Text section =>
================

Caring and Sharing with
By: Rebecca Tye
What are creepy and crawly, have five hearts, consume half their body weight in food daily, can live up to 10 years, and are great waste managers? Worms! And what's a great way to care for our environment and raise money for your girls to share on Unit activities? Vermicomposting!
Red wigglers (eisenia fetida) are related to the common worms that live in our lawns and gardens and that we often find on our sidewalks and driveways after a rain. The difference between these cousins is that common worms like to burrow deep in the soil, while red wigglers prefer to live closer to the top, making them expert composters. In the process called vermicomposting, our red wiggly friends very efficiently turn kitchen scraps and yard waste into a dark nutrient-rich soil.

================

Given material =>
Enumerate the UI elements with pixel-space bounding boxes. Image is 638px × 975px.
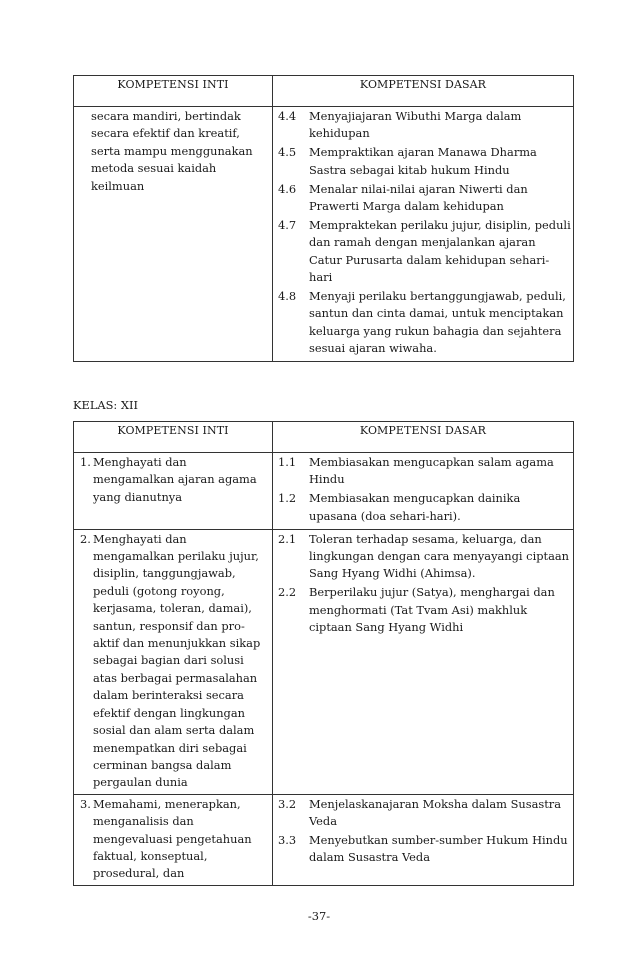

================

Tasks to complete =>
[1] Translate the following sentence from the vermicomposting passage into French: "The difference between these cousins is that common worms like to burrow deep in the soil, while red wigglers prefer to live closer to the top, making them expert composters."
[2] Pick up the vermicomposting passage where it stops and continue it.

Answers to the problems =>
[1] La différence entre ces cousins est que les vers communs aiment s'enfouir profondément dans le sol, tandis que les vers rouges préfèrent vivre plus près de la surface, ce qui fait d'eux des experts du compostage.

[2]
Vermicomposting and the Environment
As the problem of garbage disposal climbs towards a crisis level, vermicomposting is becoming a sustainable alternative to landfill overload, while providing us with a nutrient-rich organic product to improve the health of our gardens and household plants. A large portion of the waste sent to landfills is organic, and even in communities that have "green bin" programs, vermicomposting offers an alternative to transporting organic waste, with the associated costs and vehicle exhaust emissions.
The soil produced from a vermicomposting harvest is one of nature's finest
resources. It improves soil structure,
texture and fertility, and stimulates
healthy root development among plants.
The compost can be used on large outside garden projects as well as on indoor house plants. Best of all, it's sustainable and inexpensive!
Vermicomposting and Your Unit
Worm composting offers a tremendous hands-on learning opportunity to educate girls on the importance of environmental sustainability. It's also a great way to raise funds for Unit trips and activities.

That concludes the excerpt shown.